The exercise — Extract all of the entries and set them down verbatim.

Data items
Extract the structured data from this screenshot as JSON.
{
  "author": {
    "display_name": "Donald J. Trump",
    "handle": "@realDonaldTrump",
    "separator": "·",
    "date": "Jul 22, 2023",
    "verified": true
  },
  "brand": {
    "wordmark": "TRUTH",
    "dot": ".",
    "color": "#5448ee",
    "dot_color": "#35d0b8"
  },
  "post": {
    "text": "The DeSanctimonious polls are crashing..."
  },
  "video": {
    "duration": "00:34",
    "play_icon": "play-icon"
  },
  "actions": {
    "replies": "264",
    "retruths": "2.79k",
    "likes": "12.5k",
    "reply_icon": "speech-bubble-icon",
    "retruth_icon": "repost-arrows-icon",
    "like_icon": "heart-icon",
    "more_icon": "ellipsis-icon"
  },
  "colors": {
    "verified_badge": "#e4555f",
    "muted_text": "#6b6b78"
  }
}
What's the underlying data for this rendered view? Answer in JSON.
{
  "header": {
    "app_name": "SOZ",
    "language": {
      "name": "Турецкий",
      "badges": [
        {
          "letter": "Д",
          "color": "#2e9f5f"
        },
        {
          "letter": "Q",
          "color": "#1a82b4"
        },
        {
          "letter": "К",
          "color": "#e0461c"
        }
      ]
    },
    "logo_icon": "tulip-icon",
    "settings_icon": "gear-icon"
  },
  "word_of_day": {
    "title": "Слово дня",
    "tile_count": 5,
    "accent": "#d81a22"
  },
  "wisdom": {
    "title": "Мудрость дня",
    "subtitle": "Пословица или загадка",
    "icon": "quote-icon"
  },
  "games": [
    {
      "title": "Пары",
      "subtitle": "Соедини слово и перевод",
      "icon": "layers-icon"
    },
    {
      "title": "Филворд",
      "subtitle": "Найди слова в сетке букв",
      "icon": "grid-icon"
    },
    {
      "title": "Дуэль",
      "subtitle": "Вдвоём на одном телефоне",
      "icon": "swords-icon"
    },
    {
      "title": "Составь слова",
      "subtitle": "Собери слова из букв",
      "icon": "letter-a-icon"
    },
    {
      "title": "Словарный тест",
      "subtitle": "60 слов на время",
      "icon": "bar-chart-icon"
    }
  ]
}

Finished task —
Extract the structured data from this screenshot as JSON.
{
  "author": {
    "display_name": "Donald J. Trump",
    "handle": "@realDonaldTrump",
    "separator": "·",
    "date": "Jul 22, 2023",
    "verified": true
  },
  "brand": {
    "wordmark": "TRUTH",
    "dot": ".",
    "color": "#5448ee",
    "dot_color": "#35d0b8"
  },
  "post": {
    "text": "The DeSanctimonious polls are crashing..."
  },
  "video": {
    "duration": "00:34",
    "play_icon": "play-icon"
  },
  "actions": {
    "replies": "264",
    "retruths": "2.79k",
    "likes": "12.5k",
    "reply_icon": "speech-bubble-icon",
    "retruth_icon": "repost-arrows-icon",
    "like_icon": "heart-icon",
    "more_icon": "ellipsis-icon"
  },
  "colors": {
    "verified_badge": "#e4555f",
    "muted_text": "#6b6b78"
  }
}
What's the underlying data for this rendered view? Answer in JSON.
{
  "header": {
    "app_name": "SOZ",
    "language": {
      "name": "Турецкий",
      "badges": [
        {
          "letter": "Д",
          "color": "#2e9f5f"
        },
        {
          "letter": "Q",
          "color": "#1a82b4"
        },
        {
          "letter": "К",
          "color": "#e0461c"
        }
      ]
    },
    "logo_icon": "tulip-icon",
    "settings_icon": "gear-icon"
  },
  "word_of_day": {
    "title": "Слово дня",
    "tile_count": 5,
    "accent": "#d81a22"
  },
  "wisdom": {
    "title": "Мудрость дня",
    "subtitle": "Пословица или загадка",
    "icon": "quote-icon"
  },
  "games": [
    {
      "title": "Пары",
      "subtitle": "Соедини слово и перевод",
      "icon": "layers-icon"
    },
    {
      "title": "Филворд",
      "subtitle": "Найди слова в сетке букв",
      "icon": "grid-icon"
    },
    {
      "title": "Дуэль",
      "subtitle": "Вдвоём на одном телефоне",
      "icon": "swords-icon"
    },
    {
      "title": "Составь слова",
      "subtitle": "Собери слова из букв",
      "icon": "letter-a-icon"
    },
    {
      "title": "Словарный тест",
      "subtitle": "60 слов на время",
      "icon": "bar-chart-icon"
    }
  ]
}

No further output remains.